═════ Exercise material ═════

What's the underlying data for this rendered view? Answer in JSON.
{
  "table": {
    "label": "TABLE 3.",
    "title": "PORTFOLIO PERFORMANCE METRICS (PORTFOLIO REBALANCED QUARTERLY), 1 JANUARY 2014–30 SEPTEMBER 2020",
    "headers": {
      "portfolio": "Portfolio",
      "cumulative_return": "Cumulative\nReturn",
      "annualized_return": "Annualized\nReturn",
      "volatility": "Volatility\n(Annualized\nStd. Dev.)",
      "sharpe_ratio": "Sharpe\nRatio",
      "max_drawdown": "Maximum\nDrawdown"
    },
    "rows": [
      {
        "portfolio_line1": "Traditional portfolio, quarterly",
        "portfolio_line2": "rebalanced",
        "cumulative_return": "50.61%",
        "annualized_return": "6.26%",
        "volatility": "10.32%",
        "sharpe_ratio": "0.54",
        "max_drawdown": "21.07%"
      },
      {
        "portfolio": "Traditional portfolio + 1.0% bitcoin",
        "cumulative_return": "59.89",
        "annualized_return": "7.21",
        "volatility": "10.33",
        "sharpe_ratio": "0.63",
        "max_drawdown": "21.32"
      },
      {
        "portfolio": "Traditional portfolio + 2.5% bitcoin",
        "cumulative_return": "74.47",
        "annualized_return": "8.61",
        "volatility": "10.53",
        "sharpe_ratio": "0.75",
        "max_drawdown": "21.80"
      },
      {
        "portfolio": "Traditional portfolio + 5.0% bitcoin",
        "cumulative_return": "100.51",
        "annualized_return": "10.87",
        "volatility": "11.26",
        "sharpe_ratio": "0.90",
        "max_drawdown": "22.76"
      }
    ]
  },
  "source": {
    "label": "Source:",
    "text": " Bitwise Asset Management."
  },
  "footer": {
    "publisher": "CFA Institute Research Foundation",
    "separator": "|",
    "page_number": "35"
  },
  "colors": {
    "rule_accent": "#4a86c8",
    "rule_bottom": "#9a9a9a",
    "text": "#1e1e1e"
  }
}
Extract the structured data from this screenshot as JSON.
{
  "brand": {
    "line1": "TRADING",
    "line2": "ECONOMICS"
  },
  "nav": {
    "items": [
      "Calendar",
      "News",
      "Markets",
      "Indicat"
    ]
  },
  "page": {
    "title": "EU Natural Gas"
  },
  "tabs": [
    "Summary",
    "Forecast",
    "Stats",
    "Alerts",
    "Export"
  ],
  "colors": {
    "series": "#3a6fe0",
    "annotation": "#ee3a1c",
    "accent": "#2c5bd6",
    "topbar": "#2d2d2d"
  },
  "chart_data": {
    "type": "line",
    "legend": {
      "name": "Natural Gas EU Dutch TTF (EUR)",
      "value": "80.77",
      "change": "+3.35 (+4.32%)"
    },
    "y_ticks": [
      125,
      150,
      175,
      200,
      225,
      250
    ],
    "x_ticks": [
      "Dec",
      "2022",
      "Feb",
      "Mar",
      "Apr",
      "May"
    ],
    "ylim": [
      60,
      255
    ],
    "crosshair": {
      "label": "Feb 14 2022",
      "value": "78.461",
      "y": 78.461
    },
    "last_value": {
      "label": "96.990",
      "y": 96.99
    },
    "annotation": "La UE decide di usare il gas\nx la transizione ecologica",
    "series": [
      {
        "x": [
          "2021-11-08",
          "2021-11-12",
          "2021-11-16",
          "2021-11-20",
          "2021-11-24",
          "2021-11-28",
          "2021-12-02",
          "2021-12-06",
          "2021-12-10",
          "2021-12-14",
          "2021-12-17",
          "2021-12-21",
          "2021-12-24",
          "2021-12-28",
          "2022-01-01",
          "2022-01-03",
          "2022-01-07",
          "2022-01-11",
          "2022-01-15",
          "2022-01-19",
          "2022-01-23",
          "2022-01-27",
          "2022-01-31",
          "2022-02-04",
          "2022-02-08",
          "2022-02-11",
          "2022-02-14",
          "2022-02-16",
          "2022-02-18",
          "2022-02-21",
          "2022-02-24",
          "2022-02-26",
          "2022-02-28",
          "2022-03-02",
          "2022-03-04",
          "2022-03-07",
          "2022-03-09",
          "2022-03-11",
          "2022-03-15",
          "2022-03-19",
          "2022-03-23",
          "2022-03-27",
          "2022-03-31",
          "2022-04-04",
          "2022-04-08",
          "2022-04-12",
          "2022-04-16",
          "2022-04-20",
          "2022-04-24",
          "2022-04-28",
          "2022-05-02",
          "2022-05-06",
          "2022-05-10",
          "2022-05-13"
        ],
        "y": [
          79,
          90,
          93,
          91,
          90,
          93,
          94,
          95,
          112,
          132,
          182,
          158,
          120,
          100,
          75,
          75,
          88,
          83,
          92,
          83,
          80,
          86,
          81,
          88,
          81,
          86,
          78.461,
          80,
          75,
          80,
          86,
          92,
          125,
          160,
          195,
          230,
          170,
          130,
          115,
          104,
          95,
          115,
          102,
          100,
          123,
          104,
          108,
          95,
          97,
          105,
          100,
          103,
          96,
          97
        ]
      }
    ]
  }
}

═════

**Task directions:** Exactly reproduce every line of the data above.

**Solution below:**
What's the underlying data for this rendered view? Answer in JSON.
{
  "table": {
    "label": "TABLE 3.",
    "title": "PORTFOLIO PERFORMANCE METRICS (PORTFOLIO REBALANCED QUARTERLY), 1 JANUARY 2014–30 SEPTEMBER 2020",
    "headers": {
      "portfolio": "Portfolio",
      "cumulative_return": "Cumulative\nReturn",
      "annualized_return": "Annualized\nReturn",
      "volatility": "Volatility\n(Annualized\nStd. Dev.)",
      "sharpe_ratio": "Sharpe\nRatio",
      "max_drawdown": "Maximum\nDrawdown"
    },
    "rows": [
      {
        "portfolio_line1": "Traditional portfolio, quarterly",
        "portfolio_line2": "rebalanced",
        "cumulative_return": "50.61%",
        "annualized_return": "6.26%",
        "volatility": "10.32%",
        "sharpe_ratio": "0.54",
        "max_drawdown": "21.07%"
      },
      {
        "portfolio": "Traditional portfolio + 1.0% bitcoin",
        "cumulative_return": "59.89",
        "annualized_return": "7.21",
        "volatility": "10.33",
        "sharpe_ratio": "0.63",
        "max_drawdown": "21.32"
      },
      {
        "portfolio": "Traditional portfolio + 2.5% bitcoin",
        "cumulative_return": "74.47",
        "annualized_return": "8.61",
        "volatility": "10.53",
        "sharpe_ratio": "0.75",
        "max_drawdown": "21.80"
      },
      {
        "portfolio": "Traditional portfolio + 5.0% bitcoin",
        "cumulative_return": "100.51",
        "annualized_return": "10.87",
        "volatility": "11.26",
        "sharpe_ratio": "0.90",
        "max_drawdown": "22.76"
      }
    ]
  },
  "source": {
    "label": "Source:",
    "text": " Bitwise Asset Management."
  },
  "footer": {
    "publisher": "CFA Institute Research Foundation",
    "separator": "|",
    "page_number": "35"
  },
  "colors": {
    "rule_accent": "#4a86c8",
    "rule_bottom": "#9a9a9a",
    "text": "#1e1e1e"
  }
}
Extract the structured data from this screenshot as JSON.
{
  "brand": {
    "line1": "TRADING",
    "line2": "ECONOMICS"
  },
  "nav": {
    "items": [
      "Calendar",
      "News",
      "Markets",
      "Indicat"
    ]
  },
  "page": {
    "title": "EU Natural Gas"
  },
  "tabs": [
    "Summary",
    "Forecast",
    "Stats",
    "Alerts",
    "Export"
  ],
  "colors": {
    "series": "#3a6fe0",
    "annotation": "#ee3a1c",
    "accent": "#2c5bd6",
    "topbar": "#2d2d2d"
  },
  "chart_data": {
    "type": "line",
    "legend": {
      "name": "Natural Gas EU Dutch TTF (EUR)",
      "value": "80.77",
      "change": "+3.35 (+4.32%)"
    },
    "y_ticks": [
      125,
      150,
      175,
      200,
      225,
      250
    ],
    "x_ticks": [
      "Dec",
      "2022",
      "Feb",
      "Mar",
      "Apr",
      "May"
    ],
    "ylim": [
      60,
      255
    ],
    "crosshair": {
      "label": "Feb 14 2022",
      "value": "78.461",
      "y": 78.461
    },
    "last_value": {
      "label": "96.990",
      "y": 96.99
    },
    "annotation": "La UE decide di usare il gas\nx la transizione ecologica",
    "series": [
      {
        "x": [
          "2021-11-08",
          "2021-11-12",
          "2021-11-16",
          "2021-11-20",
          "2021-11-24",
          "2021-11-28",
          "2021-12-02",
          "2021-12-06",
          "2021-12-10",
          "2021-12-14",
          "2021-12-17",
          "2021-12-21",
          "2021-12-24",
          "2021-12-28",
          "2022-01-01",
          "2022-01-03",
          "2022-01-07",
          "2022-01-11",
          "2022-01-15",
          "2022-01-19",
          "2022-01-23",
          "2022-01-27",
          "2022-01-31",
          "2022-02-04",
          "2022-02-08",
          "2022-02-11",
          "2022-02-14",
          "2022-02-16",
          "2022-02-18",
          "2022-02-21",
          "2022-02-24",
          "2022-02-26",
          "2022-02-28",
          "2022-03-02",
          "2022-03-04",
          "2022-03-07",
          "2022-03-09",
          "2022-03-11",
          "2022-03-15",
          "2022-03-19",
          "2022-03-23",
          "2022-03-27",
          "2022-03-31",
          "2022-04-04",
          "2022-04-08",
          "2022-04-12",
          "2022-04-16",
          "2022-04-20",
          "2022-04-24",
          "2022-04-28",
          "2022-05-02",
          "2022-05-06",
          "2022-05-10",
          "2022-05-13"
        ],
        "y": [
          79,
          90,
          93,
          91,
          90,
          93,
          94,
          95,
          112,
          132,
          182,
          158,
          120,
          100,
          75,
          75,
          88,
          83,
          92,
          83,
          80,
          86,
          81,
          88,
          81,
          86,
          78.461,
          80,
          75,
          80,
          86,
          92,
          125,
          160,
          195,
          230,
          170,
          130,
          115,
          104,
          95,
          115,
          102,
          100,
          123,
          104,
          108,
          95,
          97,
          105,
          100,
          103,
          96,
          97
        ]
      }
    ]
  }
}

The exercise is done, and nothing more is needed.